(Directions for this task)
Output the data below in full, character for character.

(Data listing)
★ ★ ★ ★ ★

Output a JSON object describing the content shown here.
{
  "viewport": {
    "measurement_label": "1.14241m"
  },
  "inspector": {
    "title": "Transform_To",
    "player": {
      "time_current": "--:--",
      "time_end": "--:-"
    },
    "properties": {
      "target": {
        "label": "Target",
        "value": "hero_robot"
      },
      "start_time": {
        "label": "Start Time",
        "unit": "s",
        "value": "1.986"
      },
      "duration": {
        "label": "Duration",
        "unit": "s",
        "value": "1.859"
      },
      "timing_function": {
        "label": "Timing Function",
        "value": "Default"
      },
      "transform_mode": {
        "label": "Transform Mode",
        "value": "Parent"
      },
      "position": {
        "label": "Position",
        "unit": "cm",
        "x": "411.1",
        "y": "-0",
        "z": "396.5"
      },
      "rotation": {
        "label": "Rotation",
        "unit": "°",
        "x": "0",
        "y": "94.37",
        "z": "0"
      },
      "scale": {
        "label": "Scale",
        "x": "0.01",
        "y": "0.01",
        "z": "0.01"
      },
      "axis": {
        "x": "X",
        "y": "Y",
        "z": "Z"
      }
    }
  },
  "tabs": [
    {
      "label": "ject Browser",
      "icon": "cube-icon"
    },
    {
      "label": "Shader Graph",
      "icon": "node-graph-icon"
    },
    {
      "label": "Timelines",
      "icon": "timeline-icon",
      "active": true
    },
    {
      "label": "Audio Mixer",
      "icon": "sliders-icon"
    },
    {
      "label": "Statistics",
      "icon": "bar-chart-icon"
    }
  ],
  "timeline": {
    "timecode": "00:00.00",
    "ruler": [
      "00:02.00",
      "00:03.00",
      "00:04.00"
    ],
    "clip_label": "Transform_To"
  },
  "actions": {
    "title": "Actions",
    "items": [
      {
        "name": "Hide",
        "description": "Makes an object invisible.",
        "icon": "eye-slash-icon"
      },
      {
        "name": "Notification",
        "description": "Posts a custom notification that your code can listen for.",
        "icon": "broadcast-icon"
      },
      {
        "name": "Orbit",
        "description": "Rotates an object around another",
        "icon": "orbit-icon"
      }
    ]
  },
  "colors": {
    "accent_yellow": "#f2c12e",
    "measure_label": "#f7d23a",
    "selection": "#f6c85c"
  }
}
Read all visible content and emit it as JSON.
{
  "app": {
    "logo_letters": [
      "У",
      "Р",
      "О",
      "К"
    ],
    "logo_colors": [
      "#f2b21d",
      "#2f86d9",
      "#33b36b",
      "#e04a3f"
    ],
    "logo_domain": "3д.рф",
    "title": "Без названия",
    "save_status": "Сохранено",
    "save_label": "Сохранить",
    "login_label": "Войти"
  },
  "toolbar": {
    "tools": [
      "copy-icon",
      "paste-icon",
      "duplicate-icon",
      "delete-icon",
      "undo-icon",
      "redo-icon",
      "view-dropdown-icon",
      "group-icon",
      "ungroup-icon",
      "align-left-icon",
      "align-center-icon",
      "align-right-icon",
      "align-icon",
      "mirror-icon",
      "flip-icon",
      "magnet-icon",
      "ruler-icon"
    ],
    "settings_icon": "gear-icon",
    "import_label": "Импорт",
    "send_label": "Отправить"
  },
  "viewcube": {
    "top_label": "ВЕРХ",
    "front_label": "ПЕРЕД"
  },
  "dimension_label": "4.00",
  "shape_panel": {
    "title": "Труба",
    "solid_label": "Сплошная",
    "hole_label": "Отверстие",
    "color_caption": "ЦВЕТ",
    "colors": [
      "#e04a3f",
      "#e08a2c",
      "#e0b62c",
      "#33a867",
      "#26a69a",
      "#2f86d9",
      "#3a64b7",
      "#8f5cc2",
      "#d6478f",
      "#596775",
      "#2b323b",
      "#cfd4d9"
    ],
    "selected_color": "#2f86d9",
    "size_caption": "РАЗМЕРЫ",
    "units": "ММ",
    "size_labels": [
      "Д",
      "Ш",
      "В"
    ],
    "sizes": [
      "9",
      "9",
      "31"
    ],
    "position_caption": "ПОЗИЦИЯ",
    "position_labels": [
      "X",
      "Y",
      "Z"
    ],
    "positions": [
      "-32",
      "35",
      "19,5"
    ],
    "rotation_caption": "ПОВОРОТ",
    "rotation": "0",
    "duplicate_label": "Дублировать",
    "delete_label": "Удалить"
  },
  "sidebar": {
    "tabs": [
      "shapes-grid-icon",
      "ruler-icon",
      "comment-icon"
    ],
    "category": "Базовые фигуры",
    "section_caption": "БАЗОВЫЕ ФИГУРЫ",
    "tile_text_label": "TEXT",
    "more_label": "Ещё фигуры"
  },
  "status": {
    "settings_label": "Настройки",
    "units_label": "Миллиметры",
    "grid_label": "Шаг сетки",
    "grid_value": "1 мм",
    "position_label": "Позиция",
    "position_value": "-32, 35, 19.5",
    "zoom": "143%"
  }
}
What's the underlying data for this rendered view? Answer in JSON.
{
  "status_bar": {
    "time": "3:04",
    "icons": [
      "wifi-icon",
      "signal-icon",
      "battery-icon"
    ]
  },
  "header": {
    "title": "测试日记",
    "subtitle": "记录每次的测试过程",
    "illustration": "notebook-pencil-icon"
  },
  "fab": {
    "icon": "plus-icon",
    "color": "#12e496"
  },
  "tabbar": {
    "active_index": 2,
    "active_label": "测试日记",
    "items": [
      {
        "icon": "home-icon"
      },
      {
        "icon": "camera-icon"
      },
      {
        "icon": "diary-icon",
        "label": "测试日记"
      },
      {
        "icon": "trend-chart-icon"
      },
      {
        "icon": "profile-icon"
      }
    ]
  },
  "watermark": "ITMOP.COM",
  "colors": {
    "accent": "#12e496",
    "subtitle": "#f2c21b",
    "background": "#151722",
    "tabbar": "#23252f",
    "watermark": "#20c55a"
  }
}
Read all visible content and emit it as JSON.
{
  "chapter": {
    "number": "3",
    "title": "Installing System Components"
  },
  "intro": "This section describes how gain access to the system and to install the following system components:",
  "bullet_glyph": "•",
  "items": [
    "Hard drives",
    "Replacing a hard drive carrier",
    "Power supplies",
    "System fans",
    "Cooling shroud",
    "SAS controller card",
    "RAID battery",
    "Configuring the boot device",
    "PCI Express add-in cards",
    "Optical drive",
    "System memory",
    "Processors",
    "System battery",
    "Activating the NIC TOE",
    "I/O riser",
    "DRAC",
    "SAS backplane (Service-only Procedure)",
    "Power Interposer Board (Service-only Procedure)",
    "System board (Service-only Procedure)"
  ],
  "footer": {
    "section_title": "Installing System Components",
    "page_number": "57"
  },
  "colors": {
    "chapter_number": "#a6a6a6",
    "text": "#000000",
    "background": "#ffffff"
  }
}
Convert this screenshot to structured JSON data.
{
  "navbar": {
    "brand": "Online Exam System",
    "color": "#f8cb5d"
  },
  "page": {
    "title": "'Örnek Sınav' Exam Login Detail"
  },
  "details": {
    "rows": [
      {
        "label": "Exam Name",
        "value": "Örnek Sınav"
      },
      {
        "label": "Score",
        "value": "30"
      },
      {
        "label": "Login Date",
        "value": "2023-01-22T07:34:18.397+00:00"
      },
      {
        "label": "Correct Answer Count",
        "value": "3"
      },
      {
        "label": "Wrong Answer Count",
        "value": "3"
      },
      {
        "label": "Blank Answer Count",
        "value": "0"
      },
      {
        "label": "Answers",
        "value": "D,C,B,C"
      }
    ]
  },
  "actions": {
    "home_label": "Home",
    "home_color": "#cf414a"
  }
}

★ ★ ★ ★ ★

(Written response)
Output a JSON object describing the content shown here.
{
  "viewport": {
    "measurement_label": "1.14241m"
  },
  "inspector": {
    "title": "Transform_To",
    "player": {
      "time_current": "--:--",
      "time_end": "--:-"
    },
    "properties": {
      "target": {
        "label": "Target",
        "value": "hero_robot"
      },
      "start_time": {
        "label": "Start Time",
        "unit": "s",
        "value": "1.986"
      },
      "duration": {
        "label": "Duration",
        "unit": "s",
        "value": "1.859"
      },
      "timing_function": {
        "label": "Timing Function",
        "value": "Default"
      },
      "transform_mode": {
        "label": "Transform Mode",
        "value": "Parent"
      },
      "position": {
        "label": "Position",
        "unit": "cm",
        "x": "411.1",
        "y": "-0",
        "z": "396.5"
      },
      "rotation": {
        "label": "Rotation",
        "unit": "°",
        "x": "0",
        "y": "94.37",
        "z": "0"
      },
      "scale": {
        "label": "Scale",
        "x": "0.01",
        "y": "0.01",
        "z": "0.01"
      },
      "axis": {
        "x": "X",
        "y": "Y",
        "z": "Z"
      }
    }
  },
  "tabs": [
    {
      "label": "ject Browser",
      "icon": "cube-icon"
    },
    {
      "label": "Shader Graph",
      "icon": "node-graph-icon"
    },
    {
      "label": "Timelines",
      "icon": "timeline-icon",
      "active": true
    },
    {
      "label": "Audio Mixer",
      "icon": "sliders-icon"
    },
    {
      "label": "Statistics",
      "icon": "bar-chart-icon"
    }
  ],
  "timeline": {
    "timecode": "00:00.00",
    "ruler": [
      "00:02.00",
      "00:03.00",
      "00:04.00"
    ],
    "clip_label": "Transform_To"
  },
  "actions": {
    "title": "Actions",
    "items": [
      {
        "name": "Hide",
        "description": "Makes an object invisible.",
        "icon": "eye-slash-icon"
      },
      {
        "name": "Notification",
        "description": "Posts a custom notification that your code can listen for.",
        "icon": "broadcast-icon"
      },
      {
        "name": "Orbit",
        "description": "Rotates an object around another",
        "icon": "orbit-icon"
      }
    ]
  },
  "colors": {
    "accent_yellow": "#f2c12e",
    "measure_label": "#f7d23a",
    "selection": "#f6c85c"
  }
}
Read all visible content and emit it as JSON.
{
  "app": {
    "logo_letters": [
      "У",
      "Р",
      "О",
      "К"
    ],
    "logo_colors": [
      "#f2b21d",
      "#2f86d9",
      "#33b36b",
      "#e04a3f"
    ],
    "logo_domain": "3д.рф",
    "title": "Без названия",
    "save_status": "Сохранено",
    "save_label": "Сохранить",
    "login_label": "Войти"
  },
  "toolbar": {
    "tools": [
      "copy-icon",
      "paste-icon",
      "duplicate-icon",
      "delete-icon",
      "undo-icon",
      "redo-icon",
      "view-dropdown-icon",
      "group-icon",
      "ungroup-icon",
      "align-left-icon",
      "align-center-icon",
      "align-right-icon",
      "align-icon",
      "mirror-icon",
      "flip-icon",
      "magnet-icon",
      "ruler-icon"
    ],
    "settings_icon": "gear-icon",
    "import_label": "Импорт",
    "send_label": "Отправить"
  },
  "viewcube": {
    "top_label": "ВЕРХ",
    "front_label": "ПЕРЕД"
  },
  "dimension_label": "4.00",
  "shape_panel": {
    "title": "Труба",
    "solid_label": "Сплошная",
    "hole_label": "Отверстие",
    "color_caption": "ЦВЕТ",
    "colors": [
      "#e04a3f",
      "#e08a2c",
      "#e0b62c",
      "#33a867",
      "#26a69a",
      "#2f86d9",
      "#3a64b7",
      "#8f5cc2",
      "#d6478f",
      "#596775",
      "#2b323b",
      "#cfd4d9"
    ],
    "selected_color": "#2f86d9",
    "size_caption": "РАЗМЕРЫ",
    "units": "ММ",
    "size_labels": [
      "Д",
      "Ш",
      "В"
    ],
    "sizes": [
      "9",
      "9",
      "31"
    ],
    "position_caption": "ПОЗИЦИЯ",
    "position_labels": [
      "X",
      "Y",
      "Z"
    ],
    "positions": [
      "-32",
      "35",
      "19,5"
    ],
    "rotation_caption": "ПОВОРОТ",
    "rotation": "0",
    "duplicate_label": "Дублировать",
    "delete_label": "Удалить"
  },
  "sidebar": {
    "tabs": [
      "shapes-grid-icon",
      "ruler-icon",
      "comment-icon"
    ],
    "category": "Базовые фигуры",
    "section_caption": "БАЗОВЫЕ ФИГУРЫ",
    "tile_text_label": "TEXT",
    "more_label": "Ещё фигуры"
  },
  "status": {
    "settings_label": "Настройки",
    "units_label": "Миллиметры",
    "grid_label": "Шаг сетки",
    "grid_value": "1 мм",
    "position_label": "Позиция",
    "position_value": "-32, 35, 19.5",
    "zoom": "143%"
  }
}
What's the underlying data for this rendered view? Answer in JSON.
{
  "status_bar": {
    "time": "3:04",
    "icons": [
      "wifi-icon",
      "signal-icon",
      "battery-icon"
    ]
  },
  "header": {
    "title": "测试日记",
    "subtitle": "记录每次的测试过程",
    "illustration": "notebook-pencil-icon"
  },
  "fab": {
    "icon": "plus-icon",
    "color": "#12e496"
  },
  "tabbar": {
    "active_index": 2,
    "active_label": "测试日记",
    "items": [
      {
        "icon": "home-icon"
      },
      {
        "icon": "camera-icon"
      },
      {
        "icon": "diary-icon",
        "label": "测试日记"
      },
      {
        "icon": "trend-chart-icon"
      },
      {
        "icon": "profile-icon"
      }
    ]
  },
  "watermark": "ITMOP.COM",
  "colors": {
    "accent": "#12e496",
    "subtitle": "#f2c21b",
    "background": "#151722",
    "tabbar": "#23252f",
    "watermark": "#20c55a"
  }
}
Read all visible content and emit it as JSON.
{
  "chapter": {
    "number": "3",
    "title": "Installing System Components"
  },
  "intro": "This section describes how gain access to the system and to install the following system components:",
  "bullet_glyph": "•",
  "items": [
    "Hard drives",
    "Replacing a hard drive carrier",
    "Power supplies",
    "System fans",
    "Cooling shroud",
    "SAS controller card",
    "RAID battery",
    "Configuring the boot device",
    "PCI Express add-in cards",
    "Optical drive",
    "System memory",
    "Processors",
    "System battery",
    "Activating the NIC TOE",
    "I/O riser",
    "DRAC",
    "SAS backplane (Service-only Procedure)",
    "Power Interposer Board (Service-only Procedure)",
    "System board (Service-only Procedure)"
  ],
  "footer": {
    "section_title": "Installing System Components",
    "page_number": "57"
  },
  "colors": {
    "chapter_number": "#a6a6a6",
    "text": "#000000",
    "background": "#ffffff"
  }
}
Convert this screenshot to structured JSON data.
{
  "navbar": {
    "brand": "Online Exam System",
    "color": "#f8cb5d"
  },
  "page": {
    "title": "'Örnek Sınav' Exam Login Detail"
  },
  "details": {
    "rows": [
      {
        "label": "Exam Name",
        "value": "Örnek Sınav"
      },
      {
        "label": "Score",
        "value": "30"
      },
      {
        "label": "Login Date",
        "value": "2023-01-22T07:34:18.397+00:00"
      },
      {
        "label": "Correct Answer Count",
        "value": "3"
      },
      {
        "label": "Wrong Answer Count",
        "value": "3"
      },
      {
        "label": "Blank Answer Count",
        "value": "0"
      },
      {
        "label": "Answers",
        "value": "D,C,B,C"
      }
    ]
  },
  "actions": {
    "home_label": "Home",
    "home_color": "#cf414a"
  }
}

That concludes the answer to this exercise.